> _Prompt_: Lay out the listing as a JSON list of strings, one string per line and no blank lines. Start at the first line of the listing and stop at the line containing "first-tab-button[interactable]: |◄ [2, 603, 14, 615]", including both.

Stored dataset items

"""

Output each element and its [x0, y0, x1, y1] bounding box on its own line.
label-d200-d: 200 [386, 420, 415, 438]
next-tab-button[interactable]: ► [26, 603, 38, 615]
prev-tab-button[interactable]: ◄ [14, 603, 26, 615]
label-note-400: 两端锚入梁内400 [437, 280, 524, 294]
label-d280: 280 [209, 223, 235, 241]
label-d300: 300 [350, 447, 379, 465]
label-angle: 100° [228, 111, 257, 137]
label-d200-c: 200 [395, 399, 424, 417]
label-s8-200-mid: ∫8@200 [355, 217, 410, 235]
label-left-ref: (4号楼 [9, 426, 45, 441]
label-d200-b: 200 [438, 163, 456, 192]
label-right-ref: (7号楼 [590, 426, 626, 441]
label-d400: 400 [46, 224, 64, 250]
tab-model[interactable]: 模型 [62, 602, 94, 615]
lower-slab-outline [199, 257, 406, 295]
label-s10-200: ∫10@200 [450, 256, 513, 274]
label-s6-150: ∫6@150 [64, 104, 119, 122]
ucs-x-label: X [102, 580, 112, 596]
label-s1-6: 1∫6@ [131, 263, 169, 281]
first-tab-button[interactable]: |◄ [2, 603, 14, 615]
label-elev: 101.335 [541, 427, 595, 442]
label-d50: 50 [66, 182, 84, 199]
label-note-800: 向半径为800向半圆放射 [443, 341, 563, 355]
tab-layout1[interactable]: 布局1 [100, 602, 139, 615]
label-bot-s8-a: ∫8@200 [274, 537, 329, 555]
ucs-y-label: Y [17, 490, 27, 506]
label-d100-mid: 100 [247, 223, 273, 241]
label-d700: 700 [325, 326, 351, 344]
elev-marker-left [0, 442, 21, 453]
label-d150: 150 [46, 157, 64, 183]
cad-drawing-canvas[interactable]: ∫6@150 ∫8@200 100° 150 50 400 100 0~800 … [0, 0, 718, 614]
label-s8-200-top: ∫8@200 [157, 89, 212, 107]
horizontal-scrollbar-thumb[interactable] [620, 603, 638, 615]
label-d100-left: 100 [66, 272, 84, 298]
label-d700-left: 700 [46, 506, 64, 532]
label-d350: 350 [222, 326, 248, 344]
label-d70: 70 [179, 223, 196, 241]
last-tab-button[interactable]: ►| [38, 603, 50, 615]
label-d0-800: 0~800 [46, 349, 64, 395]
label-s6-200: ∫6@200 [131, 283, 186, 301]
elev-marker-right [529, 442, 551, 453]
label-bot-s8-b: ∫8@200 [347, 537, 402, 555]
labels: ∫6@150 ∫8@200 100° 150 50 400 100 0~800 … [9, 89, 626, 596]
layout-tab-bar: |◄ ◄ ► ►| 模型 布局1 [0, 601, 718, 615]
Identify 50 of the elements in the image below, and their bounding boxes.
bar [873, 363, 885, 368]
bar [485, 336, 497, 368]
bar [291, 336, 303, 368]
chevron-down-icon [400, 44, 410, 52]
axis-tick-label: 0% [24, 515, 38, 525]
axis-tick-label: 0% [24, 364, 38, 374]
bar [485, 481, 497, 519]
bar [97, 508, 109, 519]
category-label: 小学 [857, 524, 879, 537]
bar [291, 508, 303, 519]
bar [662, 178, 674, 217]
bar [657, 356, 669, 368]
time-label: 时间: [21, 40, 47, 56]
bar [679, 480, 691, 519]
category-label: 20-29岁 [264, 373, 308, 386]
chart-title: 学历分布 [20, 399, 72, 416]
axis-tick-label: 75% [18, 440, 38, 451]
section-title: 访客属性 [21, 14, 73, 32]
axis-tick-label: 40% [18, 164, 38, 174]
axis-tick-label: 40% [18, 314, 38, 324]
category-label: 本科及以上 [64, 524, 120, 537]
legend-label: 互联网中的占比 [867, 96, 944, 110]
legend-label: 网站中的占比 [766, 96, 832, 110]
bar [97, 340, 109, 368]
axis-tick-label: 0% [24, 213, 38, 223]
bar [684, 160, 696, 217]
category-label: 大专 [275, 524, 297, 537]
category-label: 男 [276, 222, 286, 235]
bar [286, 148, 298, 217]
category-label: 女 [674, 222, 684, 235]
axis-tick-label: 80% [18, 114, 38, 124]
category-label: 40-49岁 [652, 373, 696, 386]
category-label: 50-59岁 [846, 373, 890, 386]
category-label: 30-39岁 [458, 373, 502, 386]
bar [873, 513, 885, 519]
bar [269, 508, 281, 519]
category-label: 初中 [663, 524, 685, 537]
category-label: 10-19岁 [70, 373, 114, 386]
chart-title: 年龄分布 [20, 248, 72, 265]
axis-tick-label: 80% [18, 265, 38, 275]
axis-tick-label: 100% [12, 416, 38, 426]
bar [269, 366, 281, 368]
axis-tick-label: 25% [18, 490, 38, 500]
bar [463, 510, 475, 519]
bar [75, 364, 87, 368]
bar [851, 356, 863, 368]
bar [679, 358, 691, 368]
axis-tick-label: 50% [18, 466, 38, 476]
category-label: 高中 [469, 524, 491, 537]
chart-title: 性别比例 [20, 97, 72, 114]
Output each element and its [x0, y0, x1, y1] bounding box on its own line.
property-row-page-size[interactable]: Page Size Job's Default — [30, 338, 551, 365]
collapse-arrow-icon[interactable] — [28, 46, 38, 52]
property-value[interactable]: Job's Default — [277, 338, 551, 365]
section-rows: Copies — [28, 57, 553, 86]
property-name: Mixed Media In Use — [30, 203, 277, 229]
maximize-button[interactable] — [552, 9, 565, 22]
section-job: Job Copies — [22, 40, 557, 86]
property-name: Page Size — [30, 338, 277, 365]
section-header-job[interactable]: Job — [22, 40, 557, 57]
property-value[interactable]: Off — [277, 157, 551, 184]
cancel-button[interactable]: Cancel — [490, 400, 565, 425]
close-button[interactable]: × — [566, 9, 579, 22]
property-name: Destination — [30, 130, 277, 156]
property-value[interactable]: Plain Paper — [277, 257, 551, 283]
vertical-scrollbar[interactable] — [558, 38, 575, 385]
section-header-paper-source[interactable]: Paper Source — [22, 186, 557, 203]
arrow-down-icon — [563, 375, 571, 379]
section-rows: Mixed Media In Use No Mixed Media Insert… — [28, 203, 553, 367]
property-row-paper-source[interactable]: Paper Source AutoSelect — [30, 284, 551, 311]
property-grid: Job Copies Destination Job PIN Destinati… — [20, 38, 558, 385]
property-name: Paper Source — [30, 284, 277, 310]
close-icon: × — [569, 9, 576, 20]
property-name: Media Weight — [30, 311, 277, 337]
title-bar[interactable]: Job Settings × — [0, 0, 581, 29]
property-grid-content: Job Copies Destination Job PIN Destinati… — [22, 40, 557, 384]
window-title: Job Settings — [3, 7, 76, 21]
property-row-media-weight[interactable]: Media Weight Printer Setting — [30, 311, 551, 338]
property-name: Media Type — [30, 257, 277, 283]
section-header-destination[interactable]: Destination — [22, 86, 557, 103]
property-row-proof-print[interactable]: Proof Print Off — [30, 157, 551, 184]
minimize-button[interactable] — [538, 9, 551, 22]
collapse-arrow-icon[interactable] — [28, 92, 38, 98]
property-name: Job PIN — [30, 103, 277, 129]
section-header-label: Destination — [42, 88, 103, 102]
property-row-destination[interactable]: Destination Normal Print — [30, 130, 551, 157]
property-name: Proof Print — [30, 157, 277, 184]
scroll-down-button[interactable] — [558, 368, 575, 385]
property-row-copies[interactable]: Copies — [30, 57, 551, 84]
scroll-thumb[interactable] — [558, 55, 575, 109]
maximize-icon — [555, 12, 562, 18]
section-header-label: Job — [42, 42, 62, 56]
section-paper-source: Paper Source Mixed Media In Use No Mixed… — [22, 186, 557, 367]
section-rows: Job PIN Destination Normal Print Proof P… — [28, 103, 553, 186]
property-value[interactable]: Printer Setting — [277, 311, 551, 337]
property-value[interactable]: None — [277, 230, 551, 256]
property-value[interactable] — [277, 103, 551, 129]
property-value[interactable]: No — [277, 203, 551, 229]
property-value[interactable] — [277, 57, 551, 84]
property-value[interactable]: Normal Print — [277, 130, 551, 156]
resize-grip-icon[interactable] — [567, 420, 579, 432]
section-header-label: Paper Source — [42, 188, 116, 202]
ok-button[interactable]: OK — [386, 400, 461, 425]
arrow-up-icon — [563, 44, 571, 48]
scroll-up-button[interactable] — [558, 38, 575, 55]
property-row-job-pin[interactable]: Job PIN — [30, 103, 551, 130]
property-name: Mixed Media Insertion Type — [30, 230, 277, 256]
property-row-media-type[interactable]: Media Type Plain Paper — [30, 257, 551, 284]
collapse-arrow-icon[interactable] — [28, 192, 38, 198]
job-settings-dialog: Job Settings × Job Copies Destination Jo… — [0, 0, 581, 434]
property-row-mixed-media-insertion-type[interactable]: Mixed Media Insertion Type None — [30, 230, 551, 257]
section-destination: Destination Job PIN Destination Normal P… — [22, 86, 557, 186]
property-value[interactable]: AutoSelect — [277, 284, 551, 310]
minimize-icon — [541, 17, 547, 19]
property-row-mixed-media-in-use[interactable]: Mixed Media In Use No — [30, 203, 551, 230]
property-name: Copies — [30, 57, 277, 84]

"""

> _The solution_:
[
  "Output each element and its [x0, y0, x1, y1] bounding box on its own line.",
  "label-d200-d: 200 [386, 420, 415, 438]",
  "next-tab-button[interactable]: ► [26, 603, 38, 615]",
  "prev-tab-button[interactable]: ◄ [14, 603, 26, 615]",
  "label-note-400: 两端锚入梁内400 [437, 280, 524, 294]",
  "label-d280: 280 [209, 223, 235, 241]",
  "label-d300: 300 [350, 447, 379, 465]",
  "label-angle: 100° [228, 111, 257, 137]",
  "label-d200-c: 200 [395, 399, 424, 417]",
  "label-s8-200-mid: ∫8@200 [355, 217, 410, 235]",
  "label-left-ref: (4号楼 [9, 426, 45, 441]",
  "label-d200-b: 200 [438, 163, 456, 192]",
  "label-right-ref: (7号楼 [590, 426, 626, 441]",
  "label-d400: 400 [46, 224, 64, 250]",
  "tab-model[interactable]: 模型 [62, 602, 94, 615]",
  "lower-slab-outline [199, 257, 406, 295]",
  "label-s10-200: ∫10@200 [450, 256, 513, 274]",
  "label-s6-150: ∫6@150 [64, 104, 119, 122]",
  "ucs-x-label: X [102, 580, 112, 596]",
  "label-s1-6: 1∫6@ [131, 263, 169, 281]",
  "first-tab-button[interactable]: |◄ [2, 603, 14, 615]"
]